-- AIM --
Gather all lines in the data that hold the string "false".

-- RAW RECORDS --
════
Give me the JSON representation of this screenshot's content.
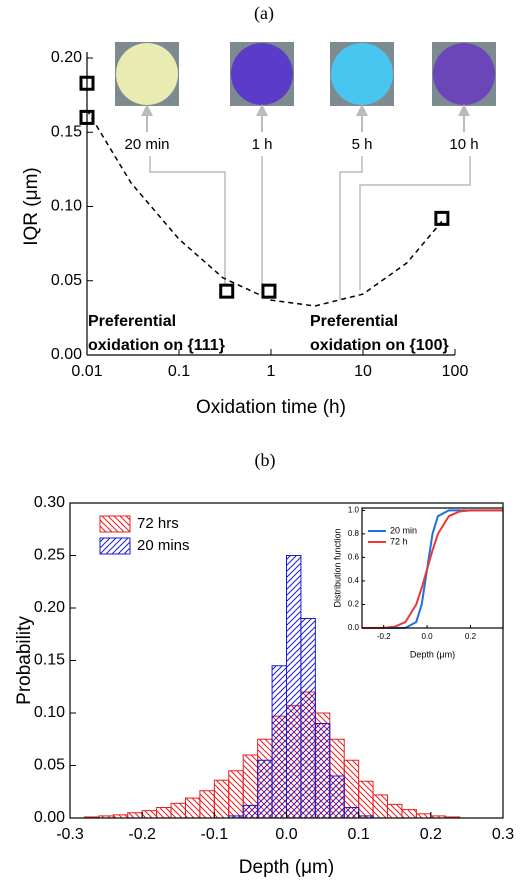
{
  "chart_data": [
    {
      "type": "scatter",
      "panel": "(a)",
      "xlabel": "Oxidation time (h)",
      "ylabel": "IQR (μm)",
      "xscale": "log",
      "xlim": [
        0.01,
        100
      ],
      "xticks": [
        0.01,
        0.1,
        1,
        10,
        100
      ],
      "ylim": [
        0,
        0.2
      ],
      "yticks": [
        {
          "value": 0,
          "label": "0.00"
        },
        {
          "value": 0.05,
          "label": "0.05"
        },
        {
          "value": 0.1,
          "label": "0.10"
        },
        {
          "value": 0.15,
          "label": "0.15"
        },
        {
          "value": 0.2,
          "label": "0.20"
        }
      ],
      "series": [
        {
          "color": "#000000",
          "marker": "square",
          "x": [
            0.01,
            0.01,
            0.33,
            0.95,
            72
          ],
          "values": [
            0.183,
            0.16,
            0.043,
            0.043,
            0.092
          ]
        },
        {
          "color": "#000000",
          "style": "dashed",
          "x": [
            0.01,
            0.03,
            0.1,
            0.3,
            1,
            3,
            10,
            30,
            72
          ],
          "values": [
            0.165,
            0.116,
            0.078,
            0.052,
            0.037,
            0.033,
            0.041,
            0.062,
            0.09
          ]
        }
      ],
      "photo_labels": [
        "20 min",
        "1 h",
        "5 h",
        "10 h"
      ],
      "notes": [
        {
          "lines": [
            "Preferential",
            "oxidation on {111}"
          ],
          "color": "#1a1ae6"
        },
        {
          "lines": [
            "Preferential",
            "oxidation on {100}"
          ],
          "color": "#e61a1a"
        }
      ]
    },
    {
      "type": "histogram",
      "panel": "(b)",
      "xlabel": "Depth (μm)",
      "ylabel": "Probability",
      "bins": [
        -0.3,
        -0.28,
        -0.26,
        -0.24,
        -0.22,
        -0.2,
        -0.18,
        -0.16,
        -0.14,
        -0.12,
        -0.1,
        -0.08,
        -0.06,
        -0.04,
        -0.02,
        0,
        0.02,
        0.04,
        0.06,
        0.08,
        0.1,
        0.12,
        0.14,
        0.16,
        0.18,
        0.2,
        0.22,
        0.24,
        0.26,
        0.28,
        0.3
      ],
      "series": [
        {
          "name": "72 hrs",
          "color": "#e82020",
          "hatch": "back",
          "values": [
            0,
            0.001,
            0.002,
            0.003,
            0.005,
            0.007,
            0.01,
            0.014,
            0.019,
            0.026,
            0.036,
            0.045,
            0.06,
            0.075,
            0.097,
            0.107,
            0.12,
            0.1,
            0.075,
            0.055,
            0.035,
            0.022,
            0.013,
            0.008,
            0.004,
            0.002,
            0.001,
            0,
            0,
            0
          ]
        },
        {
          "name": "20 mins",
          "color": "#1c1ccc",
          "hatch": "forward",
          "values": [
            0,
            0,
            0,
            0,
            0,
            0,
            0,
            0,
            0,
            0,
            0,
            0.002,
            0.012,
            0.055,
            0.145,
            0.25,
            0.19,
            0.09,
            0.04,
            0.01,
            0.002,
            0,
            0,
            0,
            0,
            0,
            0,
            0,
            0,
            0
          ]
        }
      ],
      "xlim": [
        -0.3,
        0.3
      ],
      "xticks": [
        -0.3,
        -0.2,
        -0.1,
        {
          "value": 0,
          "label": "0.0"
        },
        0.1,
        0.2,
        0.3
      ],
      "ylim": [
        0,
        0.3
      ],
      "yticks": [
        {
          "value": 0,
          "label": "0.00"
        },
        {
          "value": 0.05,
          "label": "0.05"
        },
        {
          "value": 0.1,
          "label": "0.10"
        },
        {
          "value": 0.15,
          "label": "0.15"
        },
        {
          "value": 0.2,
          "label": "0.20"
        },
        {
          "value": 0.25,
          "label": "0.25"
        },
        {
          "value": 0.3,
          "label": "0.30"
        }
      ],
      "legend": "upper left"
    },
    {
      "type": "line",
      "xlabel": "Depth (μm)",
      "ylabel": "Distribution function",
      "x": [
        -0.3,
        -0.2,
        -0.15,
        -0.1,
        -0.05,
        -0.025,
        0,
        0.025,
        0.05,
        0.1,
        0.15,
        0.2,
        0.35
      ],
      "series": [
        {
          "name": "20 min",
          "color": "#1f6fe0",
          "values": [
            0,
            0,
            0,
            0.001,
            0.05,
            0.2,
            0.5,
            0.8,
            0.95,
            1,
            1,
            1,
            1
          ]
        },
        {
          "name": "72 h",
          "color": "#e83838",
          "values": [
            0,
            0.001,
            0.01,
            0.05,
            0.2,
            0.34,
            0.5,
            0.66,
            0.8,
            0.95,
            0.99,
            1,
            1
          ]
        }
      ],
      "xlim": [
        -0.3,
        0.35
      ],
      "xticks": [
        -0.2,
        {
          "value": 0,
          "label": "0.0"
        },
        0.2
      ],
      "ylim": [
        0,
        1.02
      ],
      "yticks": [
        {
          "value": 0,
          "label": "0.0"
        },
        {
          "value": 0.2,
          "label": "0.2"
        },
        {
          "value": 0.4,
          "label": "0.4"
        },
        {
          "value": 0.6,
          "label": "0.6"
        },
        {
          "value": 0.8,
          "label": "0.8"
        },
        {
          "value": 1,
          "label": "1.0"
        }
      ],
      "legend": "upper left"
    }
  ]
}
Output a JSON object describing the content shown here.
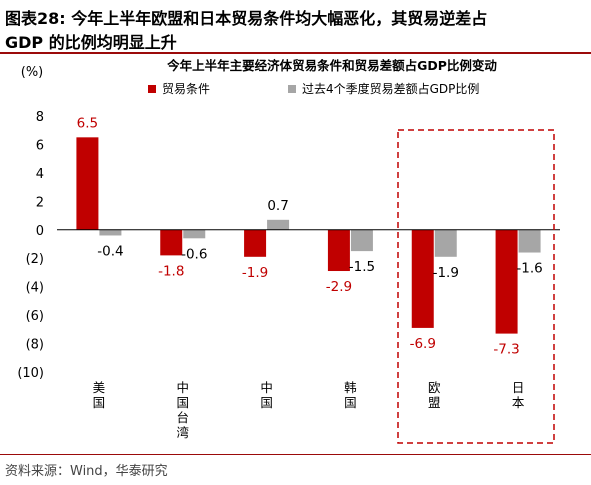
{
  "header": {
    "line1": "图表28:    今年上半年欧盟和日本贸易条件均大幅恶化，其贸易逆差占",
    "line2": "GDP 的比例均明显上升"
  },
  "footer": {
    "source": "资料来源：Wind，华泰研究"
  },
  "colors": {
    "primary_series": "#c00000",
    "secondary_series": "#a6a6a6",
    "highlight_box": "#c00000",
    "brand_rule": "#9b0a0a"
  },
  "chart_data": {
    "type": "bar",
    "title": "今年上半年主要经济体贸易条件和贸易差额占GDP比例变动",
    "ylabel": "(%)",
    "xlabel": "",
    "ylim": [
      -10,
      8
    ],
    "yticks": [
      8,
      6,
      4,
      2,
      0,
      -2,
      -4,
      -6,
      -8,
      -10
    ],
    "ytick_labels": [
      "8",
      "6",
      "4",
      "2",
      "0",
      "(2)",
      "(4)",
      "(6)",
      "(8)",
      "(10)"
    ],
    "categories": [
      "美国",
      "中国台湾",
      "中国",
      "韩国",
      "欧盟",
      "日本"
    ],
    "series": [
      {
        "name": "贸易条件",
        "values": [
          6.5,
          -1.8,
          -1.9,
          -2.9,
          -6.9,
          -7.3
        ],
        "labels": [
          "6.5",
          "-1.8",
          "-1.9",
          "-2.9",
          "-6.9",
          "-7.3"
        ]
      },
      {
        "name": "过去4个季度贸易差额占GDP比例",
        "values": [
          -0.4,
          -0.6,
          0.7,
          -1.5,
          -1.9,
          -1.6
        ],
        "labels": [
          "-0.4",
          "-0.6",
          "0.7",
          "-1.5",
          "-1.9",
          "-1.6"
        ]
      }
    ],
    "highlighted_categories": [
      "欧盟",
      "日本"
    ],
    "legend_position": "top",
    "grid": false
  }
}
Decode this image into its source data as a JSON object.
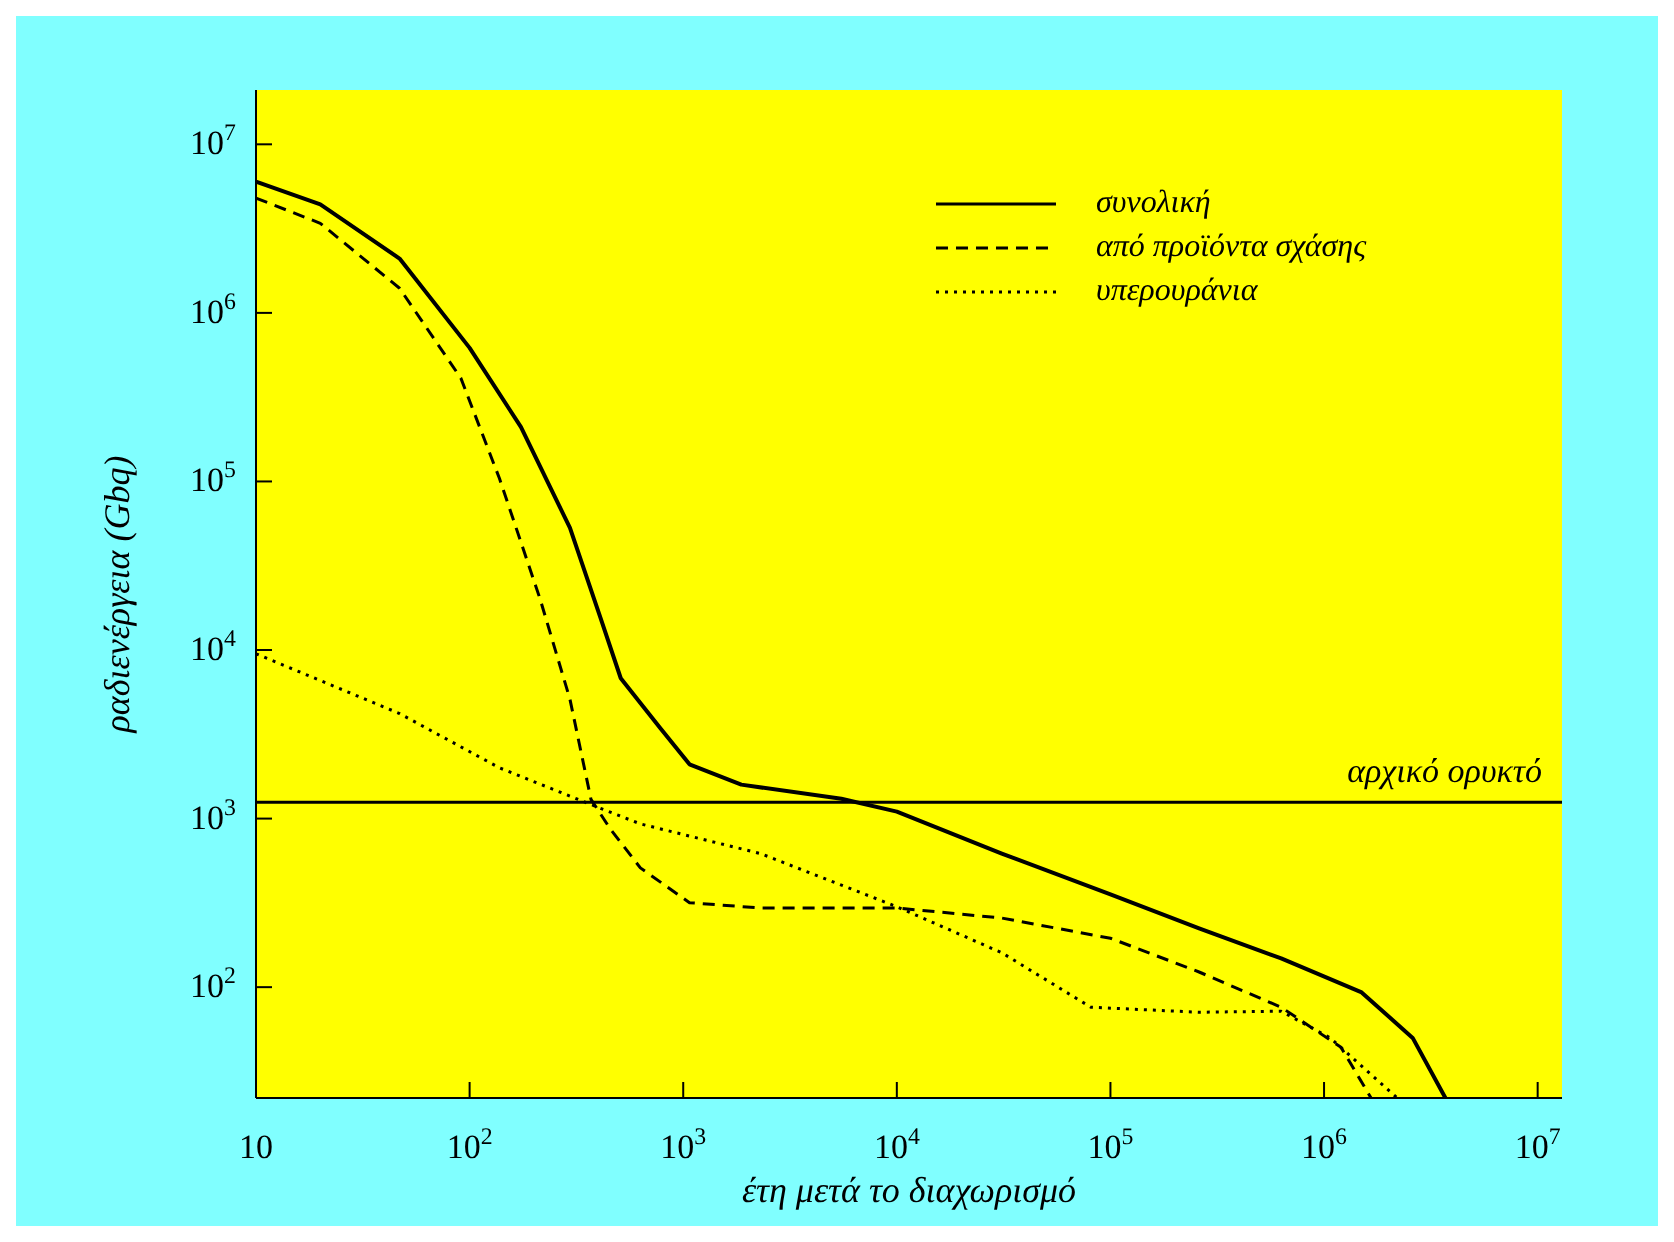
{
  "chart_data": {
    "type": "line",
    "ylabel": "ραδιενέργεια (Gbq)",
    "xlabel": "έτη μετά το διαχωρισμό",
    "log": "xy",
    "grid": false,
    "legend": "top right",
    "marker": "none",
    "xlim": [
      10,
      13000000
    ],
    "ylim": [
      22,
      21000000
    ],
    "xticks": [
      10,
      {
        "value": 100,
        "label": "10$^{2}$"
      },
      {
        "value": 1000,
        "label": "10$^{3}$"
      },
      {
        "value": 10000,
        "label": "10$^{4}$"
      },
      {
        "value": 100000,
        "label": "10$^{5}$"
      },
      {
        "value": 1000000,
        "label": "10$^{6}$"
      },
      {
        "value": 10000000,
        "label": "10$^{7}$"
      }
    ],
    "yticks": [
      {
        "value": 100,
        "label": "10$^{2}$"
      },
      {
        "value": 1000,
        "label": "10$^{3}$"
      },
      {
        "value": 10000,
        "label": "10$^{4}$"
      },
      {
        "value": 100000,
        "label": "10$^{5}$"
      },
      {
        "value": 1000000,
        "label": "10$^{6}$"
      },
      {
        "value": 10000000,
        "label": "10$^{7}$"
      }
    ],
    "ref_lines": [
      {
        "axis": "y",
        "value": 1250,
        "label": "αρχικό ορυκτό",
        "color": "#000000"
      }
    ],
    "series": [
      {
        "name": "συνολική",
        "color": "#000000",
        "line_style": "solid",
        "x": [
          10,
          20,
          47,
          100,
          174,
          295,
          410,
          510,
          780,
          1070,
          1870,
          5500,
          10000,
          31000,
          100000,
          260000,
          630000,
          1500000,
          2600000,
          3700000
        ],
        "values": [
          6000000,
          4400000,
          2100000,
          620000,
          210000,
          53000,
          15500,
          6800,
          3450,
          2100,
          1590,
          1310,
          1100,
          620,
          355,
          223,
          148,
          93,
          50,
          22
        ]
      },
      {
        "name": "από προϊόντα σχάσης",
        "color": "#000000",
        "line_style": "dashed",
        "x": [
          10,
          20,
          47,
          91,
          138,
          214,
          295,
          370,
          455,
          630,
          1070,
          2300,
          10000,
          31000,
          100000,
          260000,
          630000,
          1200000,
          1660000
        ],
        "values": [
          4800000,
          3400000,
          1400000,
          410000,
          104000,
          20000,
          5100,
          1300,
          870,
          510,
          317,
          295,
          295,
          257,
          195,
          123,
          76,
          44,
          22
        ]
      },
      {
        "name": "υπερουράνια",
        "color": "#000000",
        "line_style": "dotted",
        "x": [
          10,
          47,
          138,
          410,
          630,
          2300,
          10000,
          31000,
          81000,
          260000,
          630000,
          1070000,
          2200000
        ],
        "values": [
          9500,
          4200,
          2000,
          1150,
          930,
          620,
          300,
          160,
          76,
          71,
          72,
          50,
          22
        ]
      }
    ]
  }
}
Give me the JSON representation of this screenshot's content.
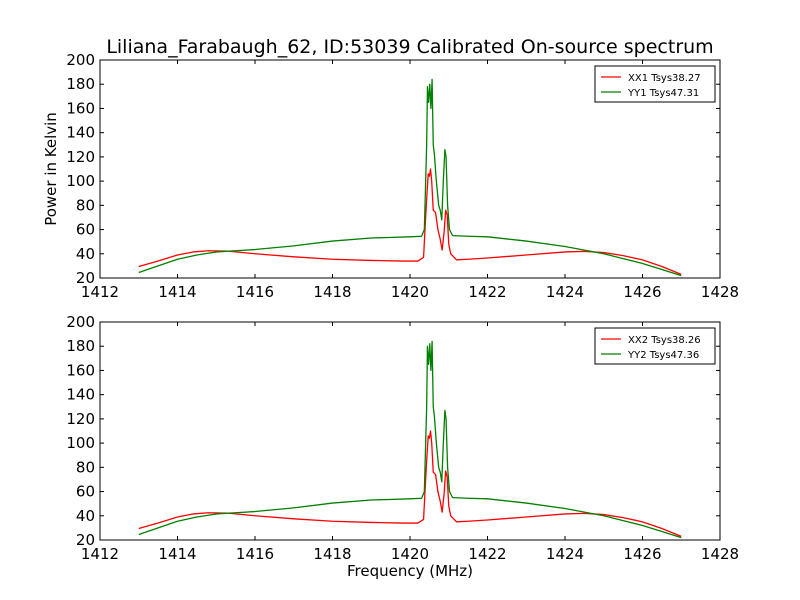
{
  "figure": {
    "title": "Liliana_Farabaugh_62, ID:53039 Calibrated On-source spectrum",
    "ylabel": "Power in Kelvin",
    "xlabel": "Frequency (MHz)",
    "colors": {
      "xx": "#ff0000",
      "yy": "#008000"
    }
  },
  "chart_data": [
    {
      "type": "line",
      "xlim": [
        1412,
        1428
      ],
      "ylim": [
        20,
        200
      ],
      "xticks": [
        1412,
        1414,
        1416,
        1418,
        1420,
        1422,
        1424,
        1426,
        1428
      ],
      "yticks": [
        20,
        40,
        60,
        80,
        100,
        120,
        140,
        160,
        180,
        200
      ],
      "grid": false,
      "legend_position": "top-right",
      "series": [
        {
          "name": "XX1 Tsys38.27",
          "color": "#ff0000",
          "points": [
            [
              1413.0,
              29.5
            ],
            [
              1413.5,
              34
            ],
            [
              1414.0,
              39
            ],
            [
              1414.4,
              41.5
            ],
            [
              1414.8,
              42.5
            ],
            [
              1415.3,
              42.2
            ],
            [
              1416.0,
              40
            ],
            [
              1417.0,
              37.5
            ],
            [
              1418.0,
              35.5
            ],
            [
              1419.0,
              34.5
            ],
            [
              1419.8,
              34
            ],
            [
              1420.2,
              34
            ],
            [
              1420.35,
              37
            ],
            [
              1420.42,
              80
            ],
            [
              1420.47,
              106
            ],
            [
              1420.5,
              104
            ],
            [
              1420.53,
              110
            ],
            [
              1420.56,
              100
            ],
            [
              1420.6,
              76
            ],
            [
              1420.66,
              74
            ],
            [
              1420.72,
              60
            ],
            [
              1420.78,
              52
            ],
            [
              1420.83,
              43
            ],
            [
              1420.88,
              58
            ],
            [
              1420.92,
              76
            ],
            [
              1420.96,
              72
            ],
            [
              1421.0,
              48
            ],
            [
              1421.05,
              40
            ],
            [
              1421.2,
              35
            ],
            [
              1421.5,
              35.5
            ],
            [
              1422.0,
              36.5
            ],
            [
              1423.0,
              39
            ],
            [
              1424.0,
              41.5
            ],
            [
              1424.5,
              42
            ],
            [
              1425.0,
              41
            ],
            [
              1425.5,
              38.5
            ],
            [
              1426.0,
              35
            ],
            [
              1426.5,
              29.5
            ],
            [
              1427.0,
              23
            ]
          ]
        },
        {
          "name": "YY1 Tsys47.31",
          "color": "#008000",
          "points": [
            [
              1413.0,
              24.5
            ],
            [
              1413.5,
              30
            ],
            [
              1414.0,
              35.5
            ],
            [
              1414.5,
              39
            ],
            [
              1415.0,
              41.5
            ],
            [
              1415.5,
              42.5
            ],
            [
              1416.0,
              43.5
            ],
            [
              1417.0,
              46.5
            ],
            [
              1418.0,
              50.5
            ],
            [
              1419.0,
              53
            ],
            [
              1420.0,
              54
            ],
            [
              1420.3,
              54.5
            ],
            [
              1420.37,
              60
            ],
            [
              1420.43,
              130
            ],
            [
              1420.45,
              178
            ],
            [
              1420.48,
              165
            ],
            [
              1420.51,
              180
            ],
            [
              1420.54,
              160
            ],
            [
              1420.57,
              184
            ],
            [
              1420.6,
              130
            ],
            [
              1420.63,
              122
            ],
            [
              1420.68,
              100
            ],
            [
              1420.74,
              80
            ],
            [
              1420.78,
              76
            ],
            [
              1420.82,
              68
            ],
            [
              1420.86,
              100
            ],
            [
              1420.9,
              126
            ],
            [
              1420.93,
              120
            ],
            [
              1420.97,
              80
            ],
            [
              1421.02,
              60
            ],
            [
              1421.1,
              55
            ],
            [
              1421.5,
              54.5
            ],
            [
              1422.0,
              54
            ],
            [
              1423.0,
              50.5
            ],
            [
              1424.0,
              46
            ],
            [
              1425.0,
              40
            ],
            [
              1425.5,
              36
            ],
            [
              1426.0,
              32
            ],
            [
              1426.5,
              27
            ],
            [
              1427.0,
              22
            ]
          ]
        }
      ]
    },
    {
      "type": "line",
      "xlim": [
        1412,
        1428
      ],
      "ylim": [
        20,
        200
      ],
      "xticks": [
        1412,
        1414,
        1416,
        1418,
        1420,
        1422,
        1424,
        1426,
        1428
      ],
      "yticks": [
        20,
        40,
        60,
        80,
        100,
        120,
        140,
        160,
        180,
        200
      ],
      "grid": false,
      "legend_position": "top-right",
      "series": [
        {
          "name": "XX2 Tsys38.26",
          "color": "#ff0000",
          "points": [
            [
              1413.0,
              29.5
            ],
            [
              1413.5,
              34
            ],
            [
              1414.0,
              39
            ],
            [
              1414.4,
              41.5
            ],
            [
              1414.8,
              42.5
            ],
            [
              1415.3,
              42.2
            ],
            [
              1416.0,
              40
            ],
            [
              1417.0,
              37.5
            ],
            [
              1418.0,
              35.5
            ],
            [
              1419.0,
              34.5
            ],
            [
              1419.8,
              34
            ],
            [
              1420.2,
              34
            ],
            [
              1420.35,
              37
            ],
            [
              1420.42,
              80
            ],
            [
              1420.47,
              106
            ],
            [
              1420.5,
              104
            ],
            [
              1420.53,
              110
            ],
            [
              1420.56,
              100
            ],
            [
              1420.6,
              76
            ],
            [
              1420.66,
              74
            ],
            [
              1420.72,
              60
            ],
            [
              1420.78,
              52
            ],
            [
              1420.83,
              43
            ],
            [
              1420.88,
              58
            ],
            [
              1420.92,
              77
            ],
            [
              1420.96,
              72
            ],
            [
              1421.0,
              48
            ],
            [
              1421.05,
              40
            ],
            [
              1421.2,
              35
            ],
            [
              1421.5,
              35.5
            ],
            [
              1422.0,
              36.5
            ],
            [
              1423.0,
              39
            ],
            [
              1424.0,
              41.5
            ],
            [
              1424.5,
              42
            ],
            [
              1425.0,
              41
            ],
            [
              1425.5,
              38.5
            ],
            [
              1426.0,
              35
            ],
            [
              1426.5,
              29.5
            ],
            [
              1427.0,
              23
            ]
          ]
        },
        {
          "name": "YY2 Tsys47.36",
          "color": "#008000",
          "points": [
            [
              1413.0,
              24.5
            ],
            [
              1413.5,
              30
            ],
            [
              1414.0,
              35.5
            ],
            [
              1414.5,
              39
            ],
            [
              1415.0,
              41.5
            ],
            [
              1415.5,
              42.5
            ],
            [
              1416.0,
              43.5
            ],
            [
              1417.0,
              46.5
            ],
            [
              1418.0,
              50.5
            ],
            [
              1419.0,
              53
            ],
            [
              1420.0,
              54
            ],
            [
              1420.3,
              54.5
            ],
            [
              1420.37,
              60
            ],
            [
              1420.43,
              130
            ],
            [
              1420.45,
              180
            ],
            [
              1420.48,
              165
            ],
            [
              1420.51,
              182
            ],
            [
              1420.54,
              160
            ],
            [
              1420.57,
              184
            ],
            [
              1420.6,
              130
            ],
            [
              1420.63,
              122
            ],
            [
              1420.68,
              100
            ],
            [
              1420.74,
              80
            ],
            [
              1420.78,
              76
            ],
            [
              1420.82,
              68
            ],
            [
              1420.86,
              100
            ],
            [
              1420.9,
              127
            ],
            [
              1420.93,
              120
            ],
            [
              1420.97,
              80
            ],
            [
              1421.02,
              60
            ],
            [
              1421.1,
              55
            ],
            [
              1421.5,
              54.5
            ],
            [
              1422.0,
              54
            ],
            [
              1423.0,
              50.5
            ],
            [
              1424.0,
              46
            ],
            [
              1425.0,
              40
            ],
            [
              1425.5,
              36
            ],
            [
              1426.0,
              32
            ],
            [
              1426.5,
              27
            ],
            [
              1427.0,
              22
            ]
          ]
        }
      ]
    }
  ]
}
════
-- RESPONSE TO THE TASK --
    "grid": false
    "grid": false,
      "grid": false,
      "grid": false,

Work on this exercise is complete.